◆ **WORK INSTRUCTIONS**: Search the data below for "object"; list each line that holds it.

>> START RAW RECORDS

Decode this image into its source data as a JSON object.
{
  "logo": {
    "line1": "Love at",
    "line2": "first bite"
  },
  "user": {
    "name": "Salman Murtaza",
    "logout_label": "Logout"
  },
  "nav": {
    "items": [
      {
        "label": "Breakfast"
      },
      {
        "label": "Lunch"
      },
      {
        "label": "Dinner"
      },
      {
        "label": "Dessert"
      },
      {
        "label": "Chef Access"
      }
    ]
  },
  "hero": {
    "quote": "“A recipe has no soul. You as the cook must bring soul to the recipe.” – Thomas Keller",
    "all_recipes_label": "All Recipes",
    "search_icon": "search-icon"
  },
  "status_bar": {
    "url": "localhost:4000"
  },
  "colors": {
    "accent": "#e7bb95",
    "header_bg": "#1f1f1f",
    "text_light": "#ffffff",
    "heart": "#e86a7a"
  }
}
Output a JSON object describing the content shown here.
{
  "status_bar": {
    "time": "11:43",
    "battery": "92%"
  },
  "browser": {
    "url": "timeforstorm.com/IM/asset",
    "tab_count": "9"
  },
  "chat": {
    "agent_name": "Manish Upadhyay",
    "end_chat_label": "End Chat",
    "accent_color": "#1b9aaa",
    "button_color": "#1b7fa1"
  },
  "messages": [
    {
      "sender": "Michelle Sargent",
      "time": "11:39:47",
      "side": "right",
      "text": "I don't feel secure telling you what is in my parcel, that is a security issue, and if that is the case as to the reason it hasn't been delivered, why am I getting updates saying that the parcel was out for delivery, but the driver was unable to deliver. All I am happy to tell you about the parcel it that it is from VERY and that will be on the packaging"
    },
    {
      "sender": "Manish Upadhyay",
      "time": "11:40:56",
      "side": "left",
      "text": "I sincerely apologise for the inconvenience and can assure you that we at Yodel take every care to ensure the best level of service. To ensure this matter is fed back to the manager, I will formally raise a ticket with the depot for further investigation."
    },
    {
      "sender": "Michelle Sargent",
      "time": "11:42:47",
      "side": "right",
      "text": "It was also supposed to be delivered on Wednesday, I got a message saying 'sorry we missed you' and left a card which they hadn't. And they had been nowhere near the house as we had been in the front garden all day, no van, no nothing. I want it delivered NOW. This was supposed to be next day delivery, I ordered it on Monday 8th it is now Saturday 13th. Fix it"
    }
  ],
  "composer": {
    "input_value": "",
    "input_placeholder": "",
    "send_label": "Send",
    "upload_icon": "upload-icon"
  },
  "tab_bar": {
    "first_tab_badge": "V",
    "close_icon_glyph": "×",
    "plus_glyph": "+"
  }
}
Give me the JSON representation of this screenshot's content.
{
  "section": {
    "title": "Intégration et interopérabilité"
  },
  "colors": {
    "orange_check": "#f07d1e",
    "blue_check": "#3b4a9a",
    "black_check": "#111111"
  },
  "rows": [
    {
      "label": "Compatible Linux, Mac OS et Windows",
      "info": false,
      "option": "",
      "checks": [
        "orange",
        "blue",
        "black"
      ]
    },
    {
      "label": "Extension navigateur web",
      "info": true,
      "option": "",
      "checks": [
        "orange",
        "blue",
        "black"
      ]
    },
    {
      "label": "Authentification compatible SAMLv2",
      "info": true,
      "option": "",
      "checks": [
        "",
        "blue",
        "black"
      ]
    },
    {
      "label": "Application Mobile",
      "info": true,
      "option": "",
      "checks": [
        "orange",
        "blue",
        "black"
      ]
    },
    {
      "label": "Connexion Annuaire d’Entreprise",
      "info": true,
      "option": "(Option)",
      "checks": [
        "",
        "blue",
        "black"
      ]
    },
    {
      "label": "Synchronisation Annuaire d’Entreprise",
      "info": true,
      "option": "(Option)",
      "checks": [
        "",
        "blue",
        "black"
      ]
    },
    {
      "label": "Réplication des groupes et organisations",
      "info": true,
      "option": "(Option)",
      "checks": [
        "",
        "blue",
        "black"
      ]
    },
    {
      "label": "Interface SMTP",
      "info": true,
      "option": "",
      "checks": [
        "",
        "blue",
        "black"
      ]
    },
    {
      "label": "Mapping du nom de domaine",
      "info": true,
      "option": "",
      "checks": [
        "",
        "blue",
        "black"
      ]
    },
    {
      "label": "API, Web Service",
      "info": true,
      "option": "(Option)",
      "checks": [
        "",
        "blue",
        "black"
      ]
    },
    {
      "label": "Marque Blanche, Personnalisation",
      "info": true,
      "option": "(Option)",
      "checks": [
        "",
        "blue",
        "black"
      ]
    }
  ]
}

>> END RAW RECORDS

◆ **WRITTEN RESPONSE**:
Decode this image into its source data as a JSON object.
Output a JSON object describing the content shown here.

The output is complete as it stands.